(PROMPT): Reproduce every entry exactly.

** BEGIN **

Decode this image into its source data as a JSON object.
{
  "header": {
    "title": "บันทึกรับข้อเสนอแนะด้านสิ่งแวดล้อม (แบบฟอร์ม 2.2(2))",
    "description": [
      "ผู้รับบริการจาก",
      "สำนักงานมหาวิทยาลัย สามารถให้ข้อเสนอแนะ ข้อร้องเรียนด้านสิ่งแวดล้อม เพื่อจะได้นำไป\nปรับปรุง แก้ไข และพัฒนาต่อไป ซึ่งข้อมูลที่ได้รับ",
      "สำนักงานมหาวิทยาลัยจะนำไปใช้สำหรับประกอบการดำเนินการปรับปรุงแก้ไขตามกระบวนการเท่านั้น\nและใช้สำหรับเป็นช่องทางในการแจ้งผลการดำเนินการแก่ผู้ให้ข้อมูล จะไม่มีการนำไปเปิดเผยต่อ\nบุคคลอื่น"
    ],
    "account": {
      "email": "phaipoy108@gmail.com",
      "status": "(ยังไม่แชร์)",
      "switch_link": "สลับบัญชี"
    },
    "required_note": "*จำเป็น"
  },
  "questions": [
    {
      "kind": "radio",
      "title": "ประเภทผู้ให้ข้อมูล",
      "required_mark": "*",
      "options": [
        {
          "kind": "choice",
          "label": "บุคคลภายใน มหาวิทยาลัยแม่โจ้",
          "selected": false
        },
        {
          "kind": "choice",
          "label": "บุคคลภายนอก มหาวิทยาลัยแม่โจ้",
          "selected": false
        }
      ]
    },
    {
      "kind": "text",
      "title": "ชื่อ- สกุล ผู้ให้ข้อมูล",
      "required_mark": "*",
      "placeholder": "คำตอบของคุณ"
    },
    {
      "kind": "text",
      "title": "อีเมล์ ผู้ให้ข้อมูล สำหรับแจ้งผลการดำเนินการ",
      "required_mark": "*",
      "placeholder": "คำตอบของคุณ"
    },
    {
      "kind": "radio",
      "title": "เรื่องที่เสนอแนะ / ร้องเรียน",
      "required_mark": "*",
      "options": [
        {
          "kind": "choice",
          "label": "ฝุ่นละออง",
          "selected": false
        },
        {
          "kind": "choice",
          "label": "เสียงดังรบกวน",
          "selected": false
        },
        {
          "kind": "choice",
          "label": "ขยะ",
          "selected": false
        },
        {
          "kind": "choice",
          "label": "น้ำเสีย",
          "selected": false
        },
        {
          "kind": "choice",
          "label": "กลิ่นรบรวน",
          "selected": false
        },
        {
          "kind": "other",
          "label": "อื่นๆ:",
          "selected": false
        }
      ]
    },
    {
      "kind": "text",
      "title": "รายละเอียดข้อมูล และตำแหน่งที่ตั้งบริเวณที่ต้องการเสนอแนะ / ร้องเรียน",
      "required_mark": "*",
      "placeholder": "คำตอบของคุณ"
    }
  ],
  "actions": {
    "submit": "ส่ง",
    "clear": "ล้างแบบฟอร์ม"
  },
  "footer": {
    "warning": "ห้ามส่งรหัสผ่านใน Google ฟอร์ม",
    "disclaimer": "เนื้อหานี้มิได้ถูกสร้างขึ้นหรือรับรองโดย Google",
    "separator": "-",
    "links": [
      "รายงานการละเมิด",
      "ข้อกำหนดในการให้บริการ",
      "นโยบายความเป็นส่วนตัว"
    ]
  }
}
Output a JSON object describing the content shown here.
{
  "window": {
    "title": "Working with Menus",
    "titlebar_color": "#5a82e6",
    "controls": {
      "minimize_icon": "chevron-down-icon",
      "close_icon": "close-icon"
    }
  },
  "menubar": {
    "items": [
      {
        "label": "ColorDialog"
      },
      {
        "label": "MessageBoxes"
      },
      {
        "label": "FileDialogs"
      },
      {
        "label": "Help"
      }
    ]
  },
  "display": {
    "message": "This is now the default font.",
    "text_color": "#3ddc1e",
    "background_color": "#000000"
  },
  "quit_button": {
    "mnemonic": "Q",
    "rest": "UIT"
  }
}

** END **

(ANSWER TO THIS EXERCISE):
Decode this image into its source data as a JSON object.
{
  "header": {
    "title": "บันทึกรับข้อเสนอแนะด้านสิ่งแวดล้อม (แบบฟอร์ม 2.2(2))",
    "description": [
      "ผู้รับบริการจาก",
      "สำนักงานมหาวิทยาลัย สามารถให้ข้อเสนอแนะ ข้อร้องเรียนด้านสิ่งแวดล้อม เพื่อจะได้นำไป\nปรับปรุง แก้ไข และพัฒนาต่อไป ซึ่งข้อมูลที่ได้รับ",
      "สำนักงานมหาวิทยาลัยจะนำไปใช้สำหรับประกอบการดำเนินการปรับปรุงแก้ไขตามกระบวนการเท่านั้น\nและใช้สำหรับเป็นช่องทางในการแจ้งผลการดำเนินการแก่ผู้ให้ข้อมูล จะไม่มีการนำไปเปิดเผยต่อ\nบุคคลอื่น"
    ],
    "account": {
      "email": "phaipoy108@gmail.com",
      "status": "(ยังไม่แชร์)",
      "switch_link": "สลับบัญชี"
    },
    "required_note": "*จำเป็น"
  },
  "questions": [
    {
      "kind": "radio",
      "title": "ประเภทผู้ให้ข้อมูล",
      "required_mark": "*",
      "options": [
        {
          "kind": "choice",
          "label": "บุคคลภายใน มหาวิทยาลัยแม่โจ้",
          "selected": false
        },
        {
          "kind": "choice",
          "label": "บุคคลภายนอก มหาวิทยาลัยแม่โจ้",
          "selected": false
        }
      ]
    },
    {
      "kind": "text",
      "title": "ชื่อ- สกุล ผู้ให้ข้อมูล",
      "required_mark": "*",
      "placeholder": "คำตอบของคุณ"
    },
    {
      "kind": "text",
      "title": "อีเมล์ ผู้ให้ข้อมูล สำหรับแจ้งผลการดำเนินการ",
      "required_mark": "*",
      "placeholder": "คำตอบของคุณ"
    },
    {
      "kind": "radio",
      "title": "เรื่องที่เสนอแนะ / ร้องเรียน",
      "required_mark": "*",
      "options": [
        {
          "kind": "choice",
          "label": "ฝุ่นละออง",
          "selected": false
        },
        {
          "kind": "choice",
          "label": "เสียงดังรบกวน",
          "selected": false
        },
        {
          "kind": "choice",
          "label": "ขยะ",
          "selected": false
        },
        {
          "kind": "choice",
          "label": "น้ำเสีย",
          "selected": false
        },
        {
          "kind": "choice",
          "label": "กลิ่นรบรวน",
          "selected": false
        },
        {
          "kind": "other",
          "label": "อื่นๆ:",
          "selected": false
        }
      ]
    },
    {
      "kind": "text",
      "title": "รายละเอียดข้อมูล และตำแหน่งที่ตั้งบริเวณที่ต้องการเสนอแนะ / ร้องเรียน",
      "required_mark": "*",
      "placeholder": "คำตอบของคุณ"
    }
  ],
  "actions": {
    "submit": "ส่ง",
    "clear": "ล้างแบบฟอร์ม"
  },
  "footer": {
    "warning": "ห้ามส่งรหัสผ่านใน Google ฟอร์ม",
    "disclaimer": "เนื้อหานี้มิได้ถูกสร้างขึ้นหรือรับรองโดย Google",
    "separator": "-",
    "links": [
      "รายงานการละเมิด",
      "ข้อกำหนดในการให้บริการ",
      "นโยบายความเป็นส่วนตัว"
    ]
  }
}
Output a JSON object describing the content shown here.
{
  "window": {
    "title": "Working with Menus",
    "titlebar_color": "#5a82e6",
    "controls": {
      "minimize_icon": "chevron-down-icon",
      "close_icon": "close-icon"
    }
  },
  "menubar": {
    "items": [
      {
        "label": "ColorDialog"
      },
      {
        "label": "MessageBoxes"
      },
      {
        "label": "FileDialogs"
      },
      {
        "label": "Help"
      }
    ]
  },
  "display": {
    "message": "This is now the default font.",
    "text_color": "#3ddc1e",
    "background_color": "#000000"
  },
  "quit_button": {
    "mnemonic": "Q",
    "rest": "UIT"
  }
}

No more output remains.